▸ EXCERPTED DATA:

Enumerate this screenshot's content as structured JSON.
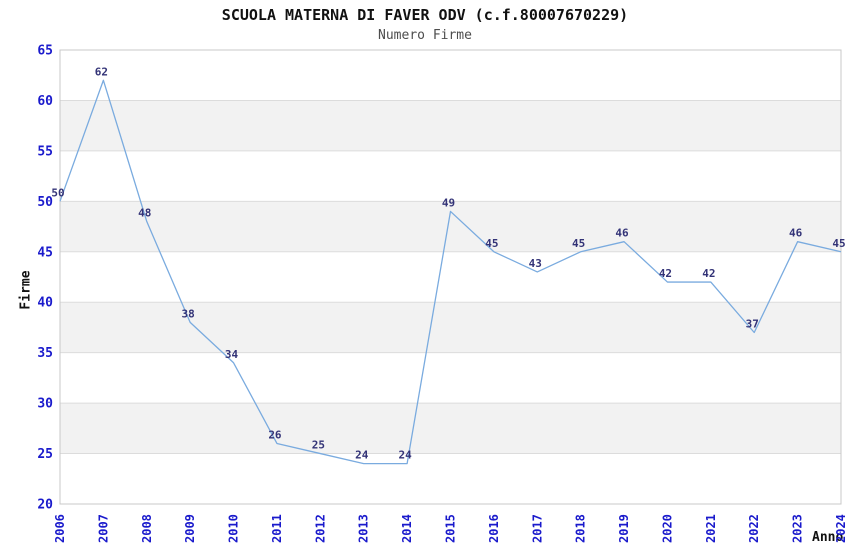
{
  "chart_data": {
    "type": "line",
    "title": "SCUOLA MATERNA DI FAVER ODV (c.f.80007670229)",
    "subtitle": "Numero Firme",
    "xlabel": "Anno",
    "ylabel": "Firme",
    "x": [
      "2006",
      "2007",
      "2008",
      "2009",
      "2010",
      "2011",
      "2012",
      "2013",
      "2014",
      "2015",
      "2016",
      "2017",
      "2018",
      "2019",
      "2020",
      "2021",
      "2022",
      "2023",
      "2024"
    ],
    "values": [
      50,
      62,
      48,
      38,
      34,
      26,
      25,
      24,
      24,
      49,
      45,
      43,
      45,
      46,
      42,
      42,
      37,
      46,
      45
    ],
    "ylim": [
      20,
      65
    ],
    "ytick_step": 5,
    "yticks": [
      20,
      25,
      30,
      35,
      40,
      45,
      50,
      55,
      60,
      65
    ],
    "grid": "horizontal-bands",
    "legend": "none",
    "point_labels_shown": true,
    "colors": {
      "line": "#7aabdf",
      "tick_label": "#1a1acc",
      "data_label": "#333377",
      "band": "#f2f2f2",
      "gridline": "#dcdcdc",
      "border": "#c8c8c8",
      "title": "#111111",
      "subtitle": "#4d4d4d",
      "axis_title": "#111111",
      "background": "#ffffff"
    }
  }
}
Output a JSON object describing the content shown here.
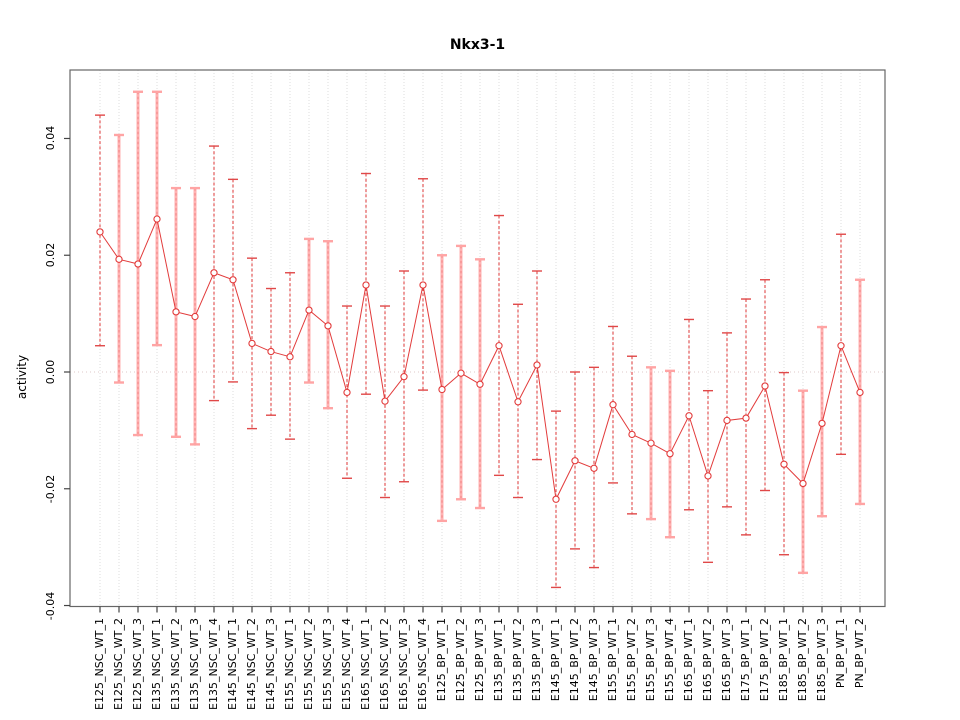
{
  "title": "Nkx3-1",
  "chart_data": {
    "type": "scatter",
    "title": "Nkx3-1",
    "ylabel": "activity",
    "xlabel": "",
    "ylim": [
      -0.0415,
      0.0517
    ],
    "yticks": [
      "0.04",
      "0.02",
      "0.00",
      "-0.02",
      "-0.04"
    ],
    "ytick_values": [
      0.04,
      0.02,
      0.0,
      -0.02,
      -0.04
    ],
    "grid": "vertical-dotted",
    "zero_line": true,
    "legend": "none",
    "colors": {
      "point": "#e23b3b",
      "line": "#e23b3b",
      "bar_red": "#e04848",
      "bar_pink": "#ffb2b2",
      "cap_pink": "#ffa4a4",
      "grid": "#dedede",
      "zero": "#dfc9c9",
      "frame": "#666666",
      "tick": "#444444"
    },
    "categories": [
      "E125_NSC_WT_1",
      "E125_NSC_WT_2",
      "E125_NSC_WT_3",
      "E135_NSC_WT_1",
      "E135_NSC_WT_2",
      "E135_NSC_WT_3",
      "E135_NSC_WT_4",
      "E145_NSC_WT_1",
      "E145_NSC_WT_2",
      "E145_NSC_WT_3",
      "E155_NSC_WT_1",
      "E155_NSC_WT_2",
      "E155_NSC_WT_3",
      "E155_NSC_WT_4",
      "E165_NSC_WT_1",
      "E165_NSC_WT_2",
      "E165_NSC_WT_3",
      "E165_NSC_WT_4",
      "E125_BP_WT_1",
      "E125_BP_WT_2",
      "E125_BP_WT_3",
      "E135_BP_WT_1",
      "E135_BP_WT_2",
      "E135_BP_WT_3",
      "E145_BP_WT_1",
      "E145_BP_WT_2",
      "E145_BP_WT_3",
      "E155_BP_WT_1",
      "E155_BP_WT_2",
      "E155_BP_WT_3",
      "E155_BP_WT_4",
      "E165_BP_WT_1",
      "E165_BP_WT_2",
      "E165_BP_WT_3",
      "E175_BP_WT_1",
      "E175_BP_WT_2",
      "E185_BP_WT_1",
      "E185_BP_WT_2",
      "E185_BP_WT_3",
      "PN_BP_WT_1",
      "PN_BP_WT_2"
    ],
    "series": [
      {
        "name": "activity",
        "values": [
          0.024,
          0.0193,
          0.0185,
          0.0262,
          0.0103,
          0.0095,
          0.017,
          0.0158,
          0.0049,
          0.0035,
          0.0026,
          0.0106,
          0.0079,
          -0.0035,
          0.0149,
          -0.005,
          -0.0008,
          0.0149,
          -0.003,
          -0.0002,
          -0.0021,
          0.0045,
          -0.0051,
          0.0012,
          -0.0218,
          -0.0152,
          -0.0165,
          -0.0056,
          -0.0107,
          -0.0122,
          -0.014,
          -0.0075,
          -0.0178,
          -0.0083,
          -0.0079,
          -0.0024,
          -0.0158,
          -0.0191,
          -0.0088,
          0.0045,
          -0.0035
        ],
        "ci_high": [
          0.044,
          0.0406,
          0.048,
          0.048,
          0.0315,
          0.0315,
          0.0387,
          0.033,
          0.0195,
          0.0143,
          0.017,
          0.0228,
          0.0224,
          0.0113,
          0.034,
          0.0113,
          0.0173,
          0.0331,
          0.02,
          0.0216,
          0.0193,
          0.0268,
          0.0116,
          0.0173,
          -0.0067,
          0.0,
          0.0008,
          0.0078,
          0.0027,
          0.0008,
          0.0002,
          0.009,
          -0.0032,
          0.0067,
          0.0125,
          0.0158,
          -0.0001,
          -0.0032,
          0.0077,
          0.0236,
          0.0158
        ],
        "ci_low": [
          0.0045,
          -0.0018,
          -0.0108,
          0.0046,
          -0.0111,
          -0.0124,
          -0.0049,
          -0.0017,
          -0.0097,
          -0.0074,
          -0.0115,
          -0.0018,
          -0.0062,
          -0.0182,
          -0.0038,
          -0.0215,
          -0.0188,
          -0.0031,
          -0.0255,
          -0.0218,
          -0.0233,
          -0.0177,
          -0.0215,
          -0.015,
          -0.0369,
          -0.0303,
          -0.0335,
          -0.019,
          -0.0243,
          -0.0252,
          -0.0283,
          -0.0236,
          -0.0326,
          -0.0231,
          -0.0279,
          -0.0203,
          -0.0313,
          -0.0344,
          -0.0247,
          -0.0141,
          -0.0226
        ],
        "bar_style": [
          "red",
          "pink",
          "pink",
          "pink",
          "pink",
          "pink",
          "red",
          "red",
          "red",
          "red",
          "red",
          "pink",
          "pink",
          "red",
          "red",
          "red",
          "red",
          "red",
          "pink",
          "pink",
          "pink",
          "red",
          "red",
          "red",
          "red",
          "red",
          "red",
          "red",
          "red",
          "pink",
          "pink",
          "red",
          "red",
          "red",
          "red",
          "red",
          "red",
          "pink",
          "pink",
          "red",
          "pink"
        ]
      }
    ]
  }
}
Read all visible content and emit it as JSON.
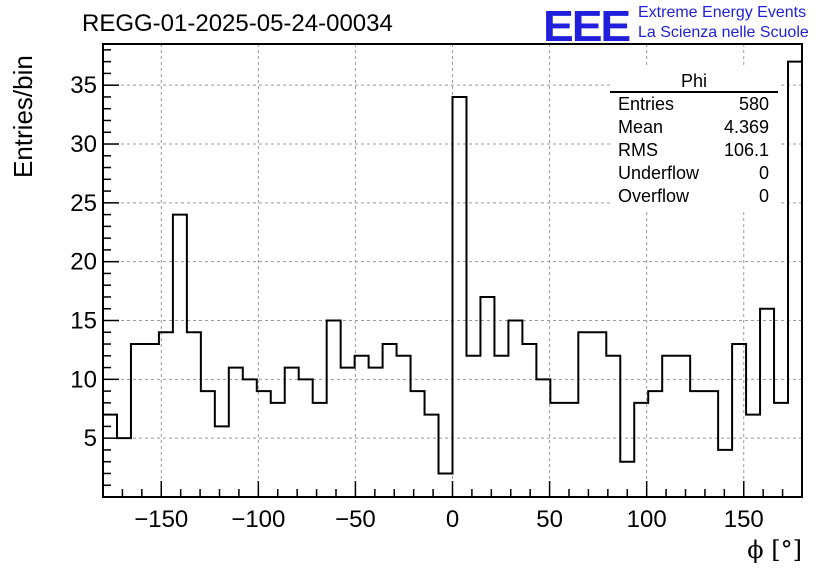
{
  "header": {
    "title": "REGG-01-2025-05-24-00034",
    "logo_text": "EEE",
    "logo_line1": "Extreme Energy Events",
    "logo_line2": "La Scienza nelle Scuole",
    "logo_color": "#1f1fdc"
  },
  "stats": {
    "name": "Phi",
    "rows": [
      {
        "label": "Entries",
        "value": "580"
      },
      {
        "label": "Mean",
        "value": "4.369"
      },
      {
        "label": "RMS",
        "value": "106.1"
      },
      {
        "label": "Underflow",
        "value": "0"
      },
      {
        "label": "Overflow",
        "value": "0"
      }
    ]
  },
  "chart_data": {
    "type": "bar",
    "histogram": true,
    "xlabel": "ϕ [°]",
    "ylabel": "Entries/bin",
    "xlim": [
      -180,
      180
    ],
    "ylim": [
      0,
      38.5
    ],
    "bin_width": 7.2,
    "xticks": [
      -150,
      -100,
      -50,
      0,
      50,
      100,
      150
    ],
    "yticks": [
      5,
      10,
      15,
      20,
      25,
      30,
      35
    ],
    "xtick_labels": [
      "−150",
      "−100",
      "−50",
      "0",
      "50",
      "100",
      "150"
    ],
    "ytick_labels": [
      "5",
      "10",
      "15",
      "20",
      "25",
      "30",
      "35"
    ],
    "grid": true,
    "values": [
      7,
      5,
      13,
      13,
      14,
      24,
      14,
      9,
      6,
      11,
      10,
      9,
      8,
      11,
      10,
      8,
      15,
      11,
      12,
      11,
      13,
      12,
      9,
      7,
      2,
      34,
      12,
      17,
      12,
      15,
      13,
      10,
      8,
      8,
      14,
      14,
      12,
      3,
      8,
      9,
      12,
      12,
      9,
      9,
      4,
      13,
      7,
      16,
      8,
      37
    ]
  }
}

▸ TASK DETAILS: Pull every line containing the word "content" out of the material.

▸ TASK ANSWER:
Enumerate this screenshot's content as structured JSON.
Output a JSON object describing the content shown here.
Read all visible content and emit it as JSON.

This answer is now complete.